**WRITTEN PROBLEM**
Where the word "случаи" occurs in a line, return that line.
--- RECORDS SUPPLIED ---
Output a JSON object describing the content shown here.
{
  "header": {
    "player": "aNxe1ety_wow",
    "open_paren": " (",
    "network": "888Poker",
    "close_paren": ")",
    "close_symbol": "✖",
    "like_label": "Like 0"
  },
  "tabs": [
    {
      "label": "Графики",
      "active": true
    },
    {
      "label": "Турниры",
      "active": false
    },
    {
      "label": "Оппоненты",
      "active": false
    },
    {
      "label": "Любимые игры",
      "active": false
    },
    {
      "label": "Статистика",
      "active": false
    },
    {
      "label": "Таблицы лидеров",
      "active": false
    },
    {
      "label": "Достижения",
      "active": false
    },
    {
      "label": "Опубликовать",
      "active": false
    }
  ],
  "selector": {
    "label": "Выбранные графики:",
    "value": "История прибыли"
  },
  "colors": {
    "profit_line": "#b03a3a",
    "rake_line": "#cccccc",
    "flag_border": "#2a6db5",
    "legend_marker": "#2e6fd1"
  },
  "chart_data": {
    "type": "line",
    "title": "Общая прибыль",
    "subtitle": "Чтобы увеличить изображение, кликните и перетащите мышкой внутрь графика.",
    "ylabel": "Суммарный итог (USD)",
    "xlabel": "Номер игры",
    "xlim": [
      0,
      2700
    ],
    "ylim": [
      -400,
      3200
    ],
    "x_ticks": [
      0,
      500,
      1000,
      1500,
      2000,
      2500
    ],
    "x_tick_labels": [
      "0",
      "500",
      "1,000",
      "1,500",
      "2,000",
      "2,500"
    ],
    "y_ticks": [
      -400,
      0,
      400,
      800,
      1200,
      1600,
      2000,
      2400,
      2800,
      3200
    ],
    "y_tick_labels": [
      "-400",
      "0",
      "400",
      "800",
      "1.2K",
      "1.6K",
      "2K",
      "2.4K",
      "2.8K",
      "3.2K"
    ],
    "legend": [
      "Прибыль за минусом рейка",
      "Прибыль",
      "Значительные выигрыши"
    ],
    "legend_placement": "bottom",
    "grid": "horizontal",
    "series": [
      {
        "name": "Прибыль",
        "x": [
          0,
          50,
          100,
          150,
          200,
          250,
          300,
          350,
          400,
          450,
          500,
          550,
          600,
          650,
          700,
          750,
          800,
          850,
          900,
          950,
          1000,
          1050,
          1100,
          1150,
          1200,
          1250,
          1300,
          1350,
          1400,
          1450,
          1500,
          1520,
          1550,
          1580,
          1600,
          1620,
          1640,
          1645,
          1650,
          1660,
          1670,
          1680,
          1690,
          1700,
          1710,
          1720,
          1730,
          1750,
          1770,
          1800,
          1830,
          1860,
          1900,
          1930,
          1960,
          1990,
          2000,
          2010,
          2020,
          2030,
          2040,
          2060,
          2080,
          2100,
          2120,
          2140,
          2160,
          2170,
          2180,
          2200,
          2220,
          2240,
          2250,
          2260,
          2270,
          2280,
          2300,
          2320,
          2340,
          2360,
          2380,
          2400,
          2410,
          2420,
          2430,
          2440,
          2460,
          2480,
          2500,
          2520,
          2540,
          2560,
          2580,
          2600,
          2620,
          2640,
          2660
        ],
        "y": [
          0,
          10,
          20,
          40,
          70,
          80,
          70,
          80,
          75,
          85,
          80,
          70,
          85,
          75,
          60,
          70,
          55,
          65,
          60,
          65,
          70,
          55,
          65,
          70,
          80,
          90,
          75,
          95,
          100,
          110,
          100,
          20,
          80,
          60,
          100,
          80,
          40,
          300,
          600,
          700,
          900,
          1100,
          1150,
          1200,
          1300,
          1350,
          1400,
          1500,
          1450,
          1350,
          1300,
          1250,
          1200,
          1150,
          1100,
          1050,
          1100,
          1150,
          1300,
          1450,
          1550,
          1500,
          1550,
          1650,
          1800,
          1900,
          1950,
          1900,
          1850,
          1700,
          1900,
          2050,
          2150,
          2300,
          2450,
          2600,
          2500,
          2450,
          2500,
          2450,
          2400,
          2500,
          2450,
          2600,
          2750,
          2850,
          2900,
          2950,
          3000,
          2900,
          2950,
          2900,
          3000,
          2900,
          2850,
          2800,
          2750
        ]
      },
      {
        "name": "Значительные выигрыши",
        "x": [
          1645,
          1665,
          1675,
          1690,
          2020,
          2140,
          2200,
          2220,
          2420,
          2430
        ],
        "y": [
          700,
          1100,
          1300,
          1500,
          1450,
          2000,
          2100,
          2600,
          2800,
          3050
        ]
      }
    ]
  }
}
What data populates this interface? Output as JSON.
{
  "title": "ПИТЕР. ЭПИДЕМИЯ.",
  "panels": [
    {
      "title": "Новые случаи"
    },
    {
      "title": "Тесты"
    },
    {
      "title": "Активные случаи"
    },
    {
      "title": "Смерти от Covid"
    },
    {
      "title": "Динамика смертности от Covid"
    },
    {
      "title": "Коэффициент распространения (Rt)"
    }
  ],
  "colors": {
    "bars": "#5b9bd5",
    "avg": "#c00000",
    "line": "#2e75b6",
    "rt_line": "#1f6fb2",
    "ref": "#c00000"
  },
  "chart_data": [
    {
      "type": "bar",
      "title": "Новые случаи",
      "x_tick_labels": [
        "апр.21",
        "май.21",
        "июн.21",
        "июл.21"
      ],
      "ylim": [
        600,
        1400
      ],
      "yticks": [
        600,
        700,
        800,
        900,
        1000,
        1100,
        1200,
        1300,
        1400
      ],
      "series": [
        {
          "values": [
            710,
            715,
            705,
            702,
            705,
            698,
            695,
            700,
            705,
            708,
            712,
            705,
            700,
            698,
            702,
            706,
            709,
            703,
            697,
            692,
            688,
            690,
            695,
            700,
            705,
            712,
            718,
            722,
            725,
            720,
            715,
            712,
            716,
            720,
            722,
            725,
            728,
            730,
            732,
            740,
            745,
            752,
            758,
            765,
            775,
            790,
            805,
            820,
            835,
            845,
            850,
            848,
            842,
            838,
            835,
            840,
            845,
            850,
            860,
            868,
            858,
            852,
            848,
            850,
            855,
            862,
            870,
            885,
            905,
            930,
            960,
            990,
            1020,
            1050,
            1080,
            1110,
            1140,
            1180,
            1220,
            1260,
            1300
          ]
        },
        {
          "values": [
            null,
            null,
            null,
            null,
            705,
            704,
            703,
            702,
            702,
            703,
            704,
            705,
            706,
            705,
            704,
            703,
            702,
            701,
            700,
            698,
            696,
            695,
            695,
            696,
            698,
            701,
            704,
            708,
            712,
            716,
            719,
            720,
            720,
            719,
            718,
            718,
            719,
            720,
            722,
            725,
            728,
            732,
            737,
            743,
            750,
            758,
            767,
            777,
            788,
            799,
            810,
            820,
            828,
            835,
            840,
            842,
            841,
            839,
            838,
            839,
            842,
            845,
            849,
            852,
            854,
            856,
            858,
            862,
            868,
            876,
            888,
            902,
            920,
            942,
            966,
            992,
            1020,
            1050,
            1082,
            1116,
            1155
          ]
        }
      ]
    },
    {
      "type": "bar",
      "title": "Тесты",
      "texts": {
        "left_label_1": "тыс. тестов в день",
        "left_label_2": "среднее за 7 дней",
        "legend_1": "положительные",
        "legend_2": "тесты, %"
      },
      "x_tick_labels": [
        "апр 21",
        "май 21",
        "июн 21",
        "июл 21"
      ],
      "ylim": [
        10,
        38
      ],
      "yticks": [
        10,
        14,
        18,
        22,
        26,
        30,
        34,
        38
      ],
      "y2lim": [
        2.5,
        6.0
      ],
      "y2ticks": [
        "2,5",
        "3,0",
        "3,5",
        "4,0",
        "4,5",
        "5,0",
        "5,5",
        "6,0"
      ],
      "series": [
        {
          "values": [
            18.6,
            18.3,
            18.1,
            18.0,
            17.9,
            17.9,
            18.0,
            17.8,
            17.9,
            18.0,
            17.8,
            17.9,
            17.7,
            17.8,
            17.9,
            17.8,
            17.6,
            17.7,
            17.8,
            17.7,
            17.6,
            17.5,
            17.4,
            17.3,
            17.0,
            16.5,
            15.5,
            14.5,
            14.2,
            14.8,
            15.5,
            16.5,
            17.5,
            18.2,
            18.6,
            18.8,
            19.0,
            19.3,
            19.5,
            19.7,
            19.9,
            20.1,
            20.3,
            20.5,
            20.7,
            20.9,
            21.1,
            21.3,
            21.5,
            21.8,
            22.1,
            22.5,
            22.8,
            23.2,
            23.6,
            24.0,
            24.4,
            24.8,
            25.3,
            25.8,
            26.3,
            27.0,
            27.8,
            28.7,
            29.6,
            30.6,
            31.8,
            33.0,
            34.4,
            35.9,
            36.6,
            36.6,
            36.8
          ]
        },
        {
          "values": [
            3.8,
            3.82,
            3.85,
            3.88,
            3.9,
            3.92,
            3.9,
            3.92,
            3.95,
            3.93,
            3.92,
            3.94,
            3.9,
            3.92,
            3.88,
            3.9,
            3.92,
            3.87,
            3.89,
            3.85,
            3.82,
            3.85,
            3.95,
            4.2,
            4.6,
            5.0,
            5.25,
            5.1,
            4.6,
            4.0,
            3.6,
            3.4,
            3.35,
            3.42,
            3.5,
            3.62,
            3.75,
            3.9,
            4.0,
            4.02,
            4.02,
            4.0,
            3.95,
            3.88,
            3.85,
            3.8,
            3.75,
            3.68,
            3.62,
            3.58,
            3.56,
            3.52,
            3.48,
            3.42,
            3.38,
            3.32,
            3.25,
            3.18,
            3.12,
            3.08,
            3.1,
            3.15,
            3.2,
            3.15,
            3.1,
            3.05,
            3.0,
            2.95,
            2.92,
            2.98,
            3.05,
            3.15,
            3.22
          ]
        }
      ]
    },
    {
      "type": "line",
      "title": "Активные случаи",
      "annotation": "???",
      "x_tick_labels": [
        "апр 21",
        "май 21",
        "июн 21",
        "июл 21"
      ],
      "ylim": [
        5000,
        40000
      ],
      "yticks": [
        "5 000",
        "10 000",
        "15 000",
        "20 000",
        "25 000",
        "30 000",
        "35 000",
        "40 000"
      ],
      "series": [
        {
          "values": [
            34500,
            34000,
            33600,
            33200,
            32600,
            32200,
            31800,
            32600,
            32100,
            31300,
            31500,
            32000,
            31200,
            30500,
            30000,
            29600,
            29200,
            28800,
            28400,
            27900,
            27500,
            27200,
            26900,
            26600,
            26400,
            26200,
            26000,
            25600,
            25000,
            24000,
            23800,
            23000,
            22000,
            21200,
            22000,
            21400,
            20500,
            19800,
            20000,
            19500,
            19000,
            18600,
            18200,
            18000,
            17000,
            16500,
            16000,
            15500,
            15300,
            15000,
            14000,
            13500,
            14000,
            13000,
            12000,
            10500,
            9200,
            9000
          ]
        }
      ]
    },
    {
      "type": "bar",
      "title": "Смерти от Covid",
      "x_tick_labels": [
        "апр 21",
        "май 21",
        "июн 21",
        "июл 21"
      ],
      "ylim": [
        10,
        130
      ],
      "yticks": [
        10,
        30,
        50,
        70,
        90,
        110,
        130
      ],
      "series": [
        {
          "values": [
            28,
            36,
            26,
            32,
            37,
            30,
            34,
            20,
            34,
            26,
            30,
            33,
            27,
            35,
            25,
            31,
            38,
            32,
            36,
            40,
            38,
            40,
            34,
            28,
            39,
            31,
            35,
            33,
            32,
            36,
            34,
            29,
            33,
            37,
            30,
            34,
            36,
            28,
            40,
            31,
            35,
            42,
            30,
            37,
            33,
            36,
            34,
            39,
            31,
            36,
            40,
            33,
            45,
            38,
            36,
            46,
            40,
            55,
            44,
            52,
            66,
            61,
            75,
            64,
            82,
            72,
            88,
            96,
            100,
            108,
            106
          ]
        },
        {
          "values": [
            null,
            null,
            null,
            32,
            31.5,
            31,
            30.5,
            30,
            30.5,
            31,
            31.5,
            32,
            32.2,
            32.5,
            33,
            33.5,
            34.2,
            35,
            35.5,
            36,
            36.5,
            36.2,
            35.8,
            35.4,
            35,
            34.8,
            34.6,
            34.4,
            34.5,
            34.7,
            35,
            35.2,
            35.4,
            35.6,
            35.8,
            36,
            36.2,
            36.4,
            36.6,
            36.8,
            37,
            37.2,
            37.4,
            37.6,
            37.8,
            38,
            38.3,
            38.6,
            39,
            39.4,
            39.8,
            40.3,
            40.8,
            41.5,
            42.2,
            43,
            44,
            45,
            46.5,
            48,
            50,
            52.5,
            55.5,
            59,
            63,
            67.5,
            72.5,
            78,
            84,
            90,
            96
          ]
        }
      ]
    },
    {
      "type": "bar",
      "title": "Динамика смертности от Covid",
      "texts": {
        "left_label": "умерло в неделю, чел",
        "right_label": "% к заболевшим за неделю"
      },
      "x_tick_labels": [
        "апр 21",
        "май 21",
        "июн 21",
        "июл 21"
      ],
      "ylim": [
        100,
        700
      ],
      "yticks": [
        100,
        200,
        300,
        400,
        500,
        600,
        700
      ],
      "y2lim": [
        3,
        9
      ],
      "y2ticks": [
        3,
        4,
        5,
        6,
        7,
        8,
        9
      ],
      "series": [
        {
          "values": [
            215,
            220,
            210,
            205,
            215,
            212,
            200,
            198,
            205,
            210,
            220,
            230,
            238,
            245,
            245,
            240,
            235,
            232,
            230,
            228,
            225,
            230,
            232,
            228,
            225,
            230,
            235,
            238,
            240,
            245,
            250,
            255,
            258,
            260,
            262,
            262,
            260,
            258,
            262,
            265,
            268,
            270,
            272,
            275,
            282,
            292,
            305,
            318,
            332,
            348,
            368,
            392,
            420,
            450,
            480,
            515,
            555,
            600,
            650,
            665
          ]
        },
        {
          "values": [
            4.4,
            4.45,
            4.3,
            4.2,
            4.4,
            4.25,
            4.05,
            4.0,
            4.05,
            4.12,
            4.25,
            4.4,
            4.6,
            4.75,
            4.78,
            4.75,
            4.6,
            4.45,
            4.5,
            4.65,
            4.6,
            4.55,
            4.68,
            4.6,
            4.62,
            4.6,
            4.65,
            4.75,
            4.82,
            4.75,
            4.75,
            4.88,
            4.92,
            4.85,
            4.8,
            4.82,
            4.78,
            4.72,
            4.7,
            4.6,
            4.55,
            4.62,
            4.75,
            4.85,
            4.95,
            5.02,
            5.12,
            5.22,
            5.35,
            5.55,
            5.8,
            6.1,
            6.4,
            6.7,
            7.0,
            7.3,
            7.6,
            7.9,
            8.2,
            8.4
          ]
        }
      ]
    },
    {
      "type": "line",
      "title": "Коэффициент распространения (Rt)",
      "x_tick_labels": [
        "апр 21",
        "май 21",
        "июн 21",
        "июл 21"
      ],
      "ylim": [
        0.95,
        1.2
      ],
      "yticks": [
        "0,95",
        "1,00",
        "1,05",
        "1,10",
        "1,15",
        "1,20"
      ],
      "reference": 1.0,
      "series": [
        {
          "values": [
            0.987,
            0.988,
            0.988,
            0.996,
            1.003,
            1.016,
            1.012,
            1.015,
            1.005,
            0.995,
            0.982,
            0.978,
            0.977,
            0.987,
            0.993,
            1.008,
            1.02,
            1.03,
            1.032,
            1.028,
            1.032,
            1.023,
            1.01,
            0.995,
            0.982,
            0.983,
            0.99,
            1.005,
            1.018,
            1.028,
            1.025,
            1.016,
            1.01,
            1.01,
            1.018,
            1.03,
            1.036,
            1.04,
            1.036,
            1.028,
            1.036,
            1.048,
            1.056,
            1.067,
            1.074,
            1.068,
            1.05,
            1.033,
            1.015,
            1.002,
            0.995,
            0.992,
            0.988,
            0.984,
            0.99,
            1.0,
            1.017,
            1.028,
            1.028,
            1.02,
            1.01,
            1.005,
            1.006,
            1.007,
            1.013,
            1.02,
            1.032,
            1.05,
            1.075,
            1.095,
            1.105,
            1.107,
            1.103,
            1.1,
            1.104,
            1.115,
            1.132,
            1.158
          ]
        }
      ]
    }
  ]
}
---
**RIGHT ANSWER**
      "title": "Новые случаи"
      "title": "Активные случаи"
      "title": "Новые случаи",
      "title": "Активные случаи",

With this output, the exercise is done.